## Set exercise
Seek out every line containing the word "this", and copy each.

## Data for the task
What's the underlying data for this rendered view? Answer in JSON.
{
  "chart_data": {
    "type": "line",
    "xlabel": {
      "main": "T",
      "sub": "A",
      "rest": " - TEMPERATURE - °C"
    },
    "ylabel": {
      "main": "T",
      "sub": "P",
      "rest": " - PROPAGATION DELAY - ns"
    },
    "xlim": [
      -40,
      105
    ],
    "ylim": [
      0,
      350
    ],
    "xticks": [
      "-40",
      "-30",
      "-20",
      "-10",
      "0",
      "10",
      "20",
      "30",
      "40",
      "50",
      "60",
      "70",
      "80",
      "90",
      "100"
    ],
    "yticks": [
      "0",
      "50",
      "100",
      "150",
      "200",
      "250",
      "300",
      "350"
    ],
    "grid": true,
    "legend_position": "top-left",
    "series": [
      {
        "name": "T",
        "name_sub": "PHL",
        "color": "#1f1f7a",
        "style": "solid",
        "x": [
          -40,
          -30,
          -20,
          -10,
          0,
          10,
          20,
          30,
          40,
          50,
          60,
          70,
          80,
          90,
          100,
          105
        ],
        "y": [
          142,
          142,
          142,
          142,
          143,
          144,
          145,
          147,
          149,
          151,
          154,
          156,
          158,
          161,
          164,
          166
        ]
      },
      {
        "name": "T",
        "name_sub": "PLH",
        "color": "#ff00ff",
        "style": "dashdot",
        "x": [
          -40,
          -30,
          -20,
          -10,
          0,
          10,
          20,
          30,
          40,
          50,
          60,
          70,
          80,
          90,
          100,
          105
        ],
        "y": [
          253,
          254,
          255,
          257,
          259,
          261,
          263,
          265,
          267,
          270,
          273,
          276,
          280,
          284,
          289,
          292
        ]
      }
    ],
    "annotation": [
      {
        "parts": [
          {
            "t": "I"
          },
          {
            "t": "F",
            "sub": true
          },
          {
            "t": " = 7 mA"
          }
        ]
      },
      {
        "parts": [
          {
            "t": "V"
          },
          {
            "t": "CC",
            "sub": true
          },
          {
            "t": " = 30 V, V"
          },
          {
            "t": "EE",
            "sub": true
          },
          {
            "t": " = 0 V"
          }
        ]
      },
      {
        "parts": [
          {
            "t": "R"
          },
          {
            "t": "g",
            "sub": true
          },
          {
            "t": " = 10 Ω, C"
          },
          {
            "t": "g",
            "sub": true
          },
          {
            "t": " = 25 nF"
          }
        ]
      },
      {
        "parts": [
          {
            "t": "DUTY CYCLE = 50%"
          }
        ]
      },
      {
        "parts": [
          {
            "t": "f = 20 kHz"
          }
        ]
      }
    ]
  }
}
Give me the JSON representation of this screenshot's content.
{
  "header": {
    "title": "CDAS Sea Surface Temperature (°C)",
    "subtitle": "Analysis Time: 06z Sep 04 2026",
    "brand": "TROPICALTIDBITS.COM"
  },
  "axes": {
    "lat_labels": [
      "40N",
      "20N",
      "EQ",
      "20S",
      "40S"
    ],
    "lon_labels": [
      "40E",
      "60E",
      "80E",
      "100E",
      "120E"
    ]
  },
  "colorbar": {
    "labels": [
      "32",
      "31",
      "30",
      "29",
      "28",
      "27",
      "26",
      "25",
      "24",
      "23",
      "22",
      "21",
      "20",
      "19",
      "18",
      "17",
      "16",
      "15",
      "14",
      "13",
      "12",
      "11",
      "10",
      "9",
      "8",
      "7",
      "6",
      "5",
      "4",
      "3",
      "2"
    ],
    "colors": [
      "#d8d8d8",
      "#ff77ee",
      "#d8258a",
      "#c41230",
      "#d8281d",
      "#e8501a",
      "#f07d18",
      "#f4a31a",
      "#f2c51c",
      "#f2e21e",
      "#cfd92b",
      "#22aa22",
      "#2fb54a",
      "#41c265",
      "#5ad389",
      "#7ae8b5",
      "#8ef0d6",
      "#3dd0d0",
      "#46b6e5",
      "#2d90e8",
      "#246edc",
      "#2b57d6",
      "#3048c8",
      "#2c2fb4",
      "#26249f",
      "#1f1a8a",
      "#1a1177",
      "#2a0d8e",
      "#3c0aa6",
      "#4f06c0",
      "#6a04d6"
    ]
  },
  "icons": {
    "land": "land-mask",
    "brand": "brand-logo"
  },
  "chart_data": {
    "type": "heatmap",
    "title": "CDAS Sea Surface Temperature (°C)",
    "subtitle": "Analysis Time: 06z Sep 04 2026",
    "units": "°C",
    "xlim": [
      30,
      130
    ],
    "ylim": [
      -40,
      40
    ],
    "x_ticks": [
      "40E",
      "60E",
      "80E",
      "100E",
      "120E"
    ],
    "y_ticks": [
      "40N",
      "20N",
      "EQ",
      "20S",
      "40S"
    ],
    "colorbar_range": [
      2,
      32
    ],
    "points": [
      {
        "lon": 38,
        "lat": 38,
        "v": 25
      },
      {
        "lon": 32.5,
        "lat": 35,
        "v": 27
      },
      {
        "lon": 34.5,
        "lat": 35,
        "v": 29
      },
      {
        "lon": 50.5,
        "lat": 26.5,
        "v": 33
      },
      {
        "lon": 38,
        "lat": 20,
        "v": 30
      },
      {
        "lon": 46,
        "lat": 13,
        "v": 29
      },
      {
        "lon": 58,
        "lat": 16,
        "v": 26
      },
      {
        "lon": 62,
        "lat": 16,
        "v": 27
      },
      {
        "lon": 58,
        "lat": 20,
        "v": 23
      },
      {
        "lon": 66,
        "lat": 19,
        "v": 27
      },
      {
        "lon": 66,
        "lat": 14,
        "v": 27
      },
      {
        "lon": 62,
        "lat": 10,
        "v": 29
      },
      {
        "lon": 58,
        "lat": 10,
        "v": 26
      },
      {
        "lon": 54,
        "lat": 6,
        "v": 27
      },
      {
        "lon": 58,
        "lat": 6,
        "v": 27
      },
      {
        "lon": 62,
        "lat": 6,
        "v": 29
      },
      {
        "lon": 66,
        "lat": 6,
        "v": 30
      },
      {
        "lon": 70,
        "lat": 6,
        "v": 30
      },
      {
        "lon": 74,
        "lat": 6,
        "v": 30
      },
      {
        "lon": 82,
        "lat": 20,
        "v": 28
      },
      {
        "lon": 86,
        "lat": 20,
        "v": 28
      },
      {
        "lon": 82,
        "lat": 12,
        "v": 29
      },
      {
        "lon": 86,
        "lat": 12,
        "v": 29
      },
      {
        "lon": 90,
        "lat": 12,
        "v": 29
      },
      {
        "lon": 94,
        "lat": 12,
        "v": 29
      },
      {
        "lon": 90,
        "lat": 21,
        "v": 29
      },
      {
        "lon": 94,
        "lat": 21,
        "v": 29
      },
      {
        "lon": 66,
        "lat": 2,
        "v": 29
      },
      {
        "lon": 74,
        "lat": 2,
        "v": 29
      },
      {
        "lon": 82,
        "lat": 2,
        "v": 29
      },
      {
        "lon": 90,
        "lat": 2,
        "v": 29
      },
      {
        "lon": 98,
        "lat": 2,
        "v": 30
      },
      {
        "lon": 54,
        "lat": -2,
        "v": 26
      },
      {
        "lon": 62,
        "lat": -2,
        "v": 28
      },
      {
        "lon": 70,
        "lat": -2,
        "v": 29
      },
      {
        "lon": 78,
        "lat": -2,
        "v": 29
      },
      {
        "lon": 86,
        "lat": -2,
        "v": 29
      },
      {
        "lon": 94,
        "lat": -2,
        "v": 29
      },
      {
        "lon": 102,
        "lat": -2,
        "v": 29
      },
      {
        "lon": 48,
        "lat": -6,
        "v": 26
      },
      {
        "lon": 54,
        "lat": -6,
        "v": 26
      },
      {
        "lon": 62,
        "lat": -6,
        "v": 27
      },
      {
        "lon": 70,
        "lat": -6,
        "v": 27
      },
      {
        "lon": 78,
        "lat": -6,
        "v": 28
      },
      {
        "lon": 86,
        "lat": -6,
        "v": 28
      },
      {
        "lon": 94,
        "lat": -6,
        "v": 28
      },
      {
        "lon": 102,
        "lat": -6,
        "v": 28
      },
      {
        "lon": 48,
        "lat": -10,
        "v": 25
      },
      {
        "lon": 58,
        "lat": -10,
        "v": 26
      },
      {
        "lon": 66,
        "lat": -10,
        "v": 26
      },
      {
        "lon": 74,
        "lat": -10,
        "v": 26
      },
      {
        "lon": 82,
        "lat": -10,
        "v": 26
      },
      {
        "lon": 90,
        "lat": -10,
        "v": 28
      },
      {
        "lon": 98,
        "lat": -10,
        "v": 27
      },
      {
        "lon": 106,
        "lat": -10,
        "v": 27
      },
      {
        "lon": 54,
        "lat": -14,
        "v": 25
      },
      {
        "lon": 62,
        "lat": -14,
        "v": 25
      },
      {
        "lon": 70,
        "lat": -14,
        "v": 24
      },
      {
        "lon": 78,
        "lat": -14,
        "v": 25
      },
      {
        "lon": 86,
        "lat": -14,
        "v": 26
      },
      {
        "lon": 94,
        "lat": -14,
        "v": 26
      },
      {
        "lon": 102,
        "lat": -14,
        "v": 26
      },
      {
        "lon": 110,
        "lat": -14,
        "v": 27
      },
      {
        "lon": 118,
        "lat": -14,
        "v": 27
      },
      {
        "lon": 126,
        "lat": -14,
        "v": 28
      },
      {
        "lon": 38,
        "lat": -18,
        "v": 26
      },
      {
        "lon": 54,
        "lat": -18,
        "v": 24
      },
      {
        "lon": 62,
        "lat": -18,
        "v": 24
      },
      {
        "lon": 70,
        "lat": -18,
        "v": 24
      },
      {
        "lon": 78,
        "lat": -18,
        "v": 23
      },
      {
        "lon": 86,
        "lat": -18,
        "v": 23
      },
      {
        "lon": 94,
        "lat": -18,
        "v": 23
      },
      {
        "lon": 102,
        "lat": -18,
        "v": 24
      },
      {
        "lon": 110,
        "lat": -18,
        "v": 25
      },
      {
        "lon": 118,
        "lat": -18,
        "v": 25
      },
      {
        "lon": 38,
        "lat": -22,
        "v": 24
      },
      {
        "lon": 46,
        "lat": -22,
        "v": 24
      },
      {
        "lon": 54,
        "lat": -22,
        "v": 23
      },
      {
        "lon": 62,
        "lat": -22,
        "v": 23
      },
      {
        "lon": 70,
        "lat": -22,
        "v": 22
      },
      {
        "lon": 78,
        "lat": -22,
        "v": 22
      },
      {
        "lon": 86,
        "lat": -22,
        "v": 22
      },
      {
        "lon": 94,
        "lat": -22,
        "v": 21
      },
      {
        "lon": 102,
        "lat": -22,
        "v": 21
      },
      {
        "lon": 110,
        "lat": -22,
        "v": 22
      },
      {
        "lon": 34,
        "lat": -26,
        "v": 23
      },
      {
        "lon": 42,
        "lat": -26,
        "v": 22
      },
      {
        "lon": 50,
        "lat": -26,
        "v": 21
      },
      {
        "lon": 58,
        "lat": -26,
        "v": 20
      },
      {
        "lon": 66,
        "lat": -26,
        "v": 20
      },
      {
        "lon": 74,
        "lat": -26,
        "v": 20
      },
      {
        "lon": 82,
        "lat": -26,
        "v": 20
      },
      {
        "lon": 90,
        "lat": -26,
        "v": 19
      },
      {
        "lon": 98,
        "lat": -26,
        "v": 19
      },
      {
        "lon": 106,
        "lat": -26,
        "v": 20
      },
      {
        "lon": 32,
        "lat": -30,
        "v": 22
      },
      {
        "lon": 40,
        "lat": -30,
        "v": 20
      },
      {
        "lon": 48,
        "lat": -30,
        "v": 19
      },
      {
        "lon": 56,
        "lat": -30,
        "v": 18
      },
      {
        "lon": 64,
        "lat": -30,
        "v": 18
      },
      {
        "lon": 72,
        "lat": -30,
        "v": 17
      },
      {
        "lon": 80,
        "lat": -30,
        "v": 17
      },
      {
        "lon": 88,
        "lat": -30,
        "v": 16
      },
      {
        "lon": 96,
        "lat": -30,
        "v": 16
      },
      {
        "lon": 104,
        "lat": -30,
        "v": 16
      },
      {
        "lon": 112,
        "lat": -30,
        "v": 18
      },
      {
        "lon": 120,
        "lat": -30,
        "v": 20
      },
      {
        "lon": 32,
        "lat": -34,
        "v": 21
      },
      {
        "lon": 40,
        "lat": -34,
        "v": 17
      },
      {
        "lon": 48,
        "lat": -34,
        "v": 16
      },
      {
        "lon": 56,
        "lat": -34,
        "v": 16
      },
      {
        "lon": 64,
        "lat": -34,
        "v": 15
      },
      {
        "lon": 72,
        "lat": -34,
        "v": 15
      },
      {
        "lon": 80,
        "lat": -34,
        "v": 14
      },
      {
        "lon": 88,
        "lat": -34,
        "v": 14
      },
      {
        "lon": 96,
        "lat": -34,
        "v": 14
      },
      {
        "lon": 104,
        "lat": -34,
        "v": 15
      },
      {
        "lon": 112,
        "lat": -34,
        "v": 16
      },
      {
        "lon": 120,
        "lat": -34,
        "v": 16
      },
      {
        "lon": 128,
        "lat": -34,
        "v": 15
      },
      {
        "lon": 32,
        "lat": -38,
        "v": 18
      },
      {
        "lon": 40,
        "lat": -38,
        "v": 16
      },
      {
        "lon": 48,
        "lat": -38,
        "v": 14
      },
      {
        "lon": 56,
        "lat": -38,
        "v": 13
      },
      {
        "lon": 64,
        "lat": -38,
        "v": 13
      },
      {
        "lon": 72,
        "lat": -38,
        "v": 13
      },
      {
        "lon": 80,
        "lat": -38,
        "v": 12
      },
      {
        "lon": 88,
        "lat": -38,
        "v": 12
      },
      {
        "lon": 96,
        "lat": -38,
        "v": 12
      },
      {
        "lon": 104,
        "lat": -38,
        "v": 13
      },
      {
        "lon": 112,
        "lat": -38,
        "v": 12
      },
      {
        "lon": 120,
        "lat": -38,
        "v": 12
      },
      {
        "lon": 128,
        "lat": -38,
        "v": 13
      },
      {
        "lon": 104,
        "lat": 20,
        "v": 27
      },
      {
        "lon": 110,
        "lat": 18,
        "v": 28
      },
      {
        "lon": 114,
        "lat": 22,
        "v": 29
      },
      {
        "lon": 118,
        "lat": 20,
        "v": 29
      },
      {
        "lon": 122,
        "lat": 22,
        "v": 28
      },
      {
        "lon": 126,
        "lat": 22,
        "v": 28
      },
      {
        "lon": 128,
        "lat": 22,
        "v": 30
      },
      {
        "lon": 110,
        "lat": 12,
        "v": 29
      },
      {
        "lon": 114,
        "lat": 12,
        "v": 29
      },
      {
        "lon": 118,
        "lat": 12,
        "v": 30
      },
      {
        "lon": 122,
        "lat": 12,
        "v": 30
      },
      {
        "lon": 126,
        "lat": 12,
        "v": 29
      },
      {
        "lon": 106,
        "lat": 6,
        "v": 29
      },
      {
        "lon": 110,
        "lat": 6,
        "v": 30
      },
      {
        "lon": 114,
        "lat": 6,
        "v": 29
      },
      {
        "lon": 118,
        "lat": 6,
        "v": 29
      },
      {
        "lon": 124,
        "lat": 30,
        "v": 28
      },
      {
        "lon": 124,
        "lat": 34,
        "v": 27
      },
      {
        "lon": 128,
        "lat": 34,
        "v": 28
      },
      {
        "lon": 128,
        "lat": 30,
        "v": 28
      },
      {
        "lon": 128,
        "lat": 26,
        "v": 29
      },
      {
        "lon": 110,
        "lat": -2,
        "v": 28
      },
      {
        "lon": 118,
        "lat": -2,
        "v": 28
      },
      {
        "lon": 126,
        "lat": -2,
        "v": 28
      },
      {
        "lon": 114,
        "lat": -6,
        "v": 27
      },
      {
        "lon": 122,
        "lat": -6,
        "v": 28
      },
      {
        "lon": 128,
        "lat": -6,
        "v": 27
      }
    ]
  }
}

## Response below
What's the underlying data for this rendered view? Answer in JSON.
Give me the JSON representation of this screenshot's content.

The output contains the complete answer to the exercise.